▸ Short exercise
Give the data a second time, exactly and in full.

○ ○ ○ ○ ○ ○ ○

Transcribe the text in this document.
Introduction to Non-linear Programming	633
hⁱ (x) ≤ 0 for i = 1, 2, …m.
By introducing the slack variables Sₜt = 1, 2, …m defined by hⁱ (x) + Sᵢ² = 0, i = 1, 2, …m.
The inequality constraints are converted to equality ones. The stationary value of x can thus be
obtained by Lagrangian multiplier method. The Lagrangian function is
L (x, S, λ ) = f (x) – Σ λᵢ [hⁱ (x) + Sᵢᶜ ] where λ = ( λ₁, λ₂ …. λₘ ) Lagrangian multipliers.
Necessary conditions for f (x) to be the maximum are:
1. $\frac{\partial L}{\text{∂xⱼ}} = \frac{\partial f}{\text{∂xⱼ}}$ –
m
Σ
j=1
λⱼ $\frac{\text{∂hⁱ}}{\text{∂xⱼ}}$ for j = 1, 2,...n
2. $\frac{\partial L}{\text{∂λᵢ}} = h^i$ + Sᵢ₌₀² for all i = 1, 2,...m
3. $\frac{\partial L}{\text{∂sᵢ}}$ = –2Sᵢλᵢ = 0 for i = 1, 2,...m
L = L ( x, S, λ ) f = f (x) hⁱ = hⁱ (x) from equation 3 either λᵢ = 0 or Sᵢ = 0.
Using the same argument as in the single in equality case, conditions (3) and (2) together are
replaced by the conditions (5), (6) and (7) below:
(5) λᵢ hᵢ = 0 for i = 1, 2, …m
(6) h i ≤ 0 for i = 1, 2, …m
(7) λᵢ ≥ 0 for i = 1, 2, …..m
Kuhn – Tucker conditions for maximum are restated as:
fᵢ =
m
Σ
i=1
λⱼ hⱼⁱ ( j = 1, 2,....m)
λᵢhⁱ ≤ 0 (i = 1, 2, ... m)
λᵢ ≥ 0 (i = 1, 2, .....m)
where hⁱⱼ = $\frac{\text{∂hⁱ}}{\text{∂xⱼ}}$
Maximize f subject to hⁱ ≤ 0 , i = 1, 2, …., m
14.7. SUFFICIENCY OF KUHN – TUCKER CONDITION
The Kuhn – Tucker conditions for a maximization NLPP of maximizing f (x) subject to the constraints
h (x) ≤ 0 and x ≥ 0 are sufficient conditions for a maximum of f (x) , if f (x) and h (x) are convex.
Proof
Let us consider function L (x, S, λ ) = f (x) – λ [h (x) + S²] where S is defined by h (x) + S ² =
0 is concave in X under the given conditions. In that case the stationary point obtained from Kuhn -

○ ○ ○ ○ ○ ○ ○

▸ Task output
Transcribe the text in this document.
Introduction to Non-linear Programming	633
hⁱ (x) ≤ 0 for i = 1, 2, …m.
By introducing the slack variables Sₜt = 1, 2, …m defined by hⁱ (x) + Sᵢ² = 0, i = 1, 2, …m.
The inequality constraints are converted to equality ones. The stationary value of x can thus be
obtained by Lagrangian multiplier method. The Lagrangian function is
L (x, S, λ ) = f (x) – Σ λᵢ [hⁱ (x) + Sᵢᶜ ] where λ = ( λ₁, λ₂ …. λₘ ) Lagrangian multipliers.
Necessary conditions for f (x) to be the maximum are:
1. $\frac{\partial L}{\text{∂xⱼ}} = \frac{\partial f}{\text{∂xⱼ}}$ –
m
Σ
j=1
λⱼ $\frac{\text{∂hⁱ}}{\text{∂xⱼ}}$ for j = 1, 2,...n
2. $\frac{\partial L}{\text{∂λᵢ}} = h^i$ + Sᵢ₌₀² for all i = 1, 2,...m
3. $\frac{\partial L}{\text{∂sᵢ}}$ = –2Sᵢλᵢ = 0 for i = 1, 2,...m
L = L ( x, S, λ ) f = f (x) hⁱ = hⁱ (x) from equation 3 either λᵢ = 0 or Sᵢ = 0.
Using the same argument as in the single in equality case, conditions (3) and (2) together are
replaced by the conditions (5), (6) and (7) below:
(5) λᵢ hᵢ = 0 for i = 1, 2, …m
(6) h i ≤ 0 for i = 1, 2, …m
(7) λᵢ ≥ 0 for i = 1, 2, …..m
Kuhn – Tucker conditions for maximum are restated as:
fᵢ =
m
Σ
i=1
λⱼ hⱼⁱ ( j = 1, 2,....m)
λᵢhⁱ ≤ 0 (i = 1, 2, ... m)
λᵢ ≥ 0 (i = 1, 2, .....m)
where hⁱⱼ = $\frac{\text{∂hⁱ}}{\text{∂xⱼ}}$
Maximize f subject to hⁱ ≤ 0 , i = 1, 2, …., m
14.7. SUFFICIENCY OF KUHN – TUCKER CONDITION
The Kuhn – Tucker conditions for a maximization NLPP of maximizing f (x) subject to the constraints
h (x) ≤ 0 and x ≥ 0 are sufficient conditions for a maximum of f (x) , if f (x) and h (x) are convex.
Proof
Let us consider function L (x, S, λ ) = f (x) – λ [h (x) + S²] where S is defined by h (x) + S ² =
0 is concave in X under the given conditions. In that case the stationary point obtained from Kuhn -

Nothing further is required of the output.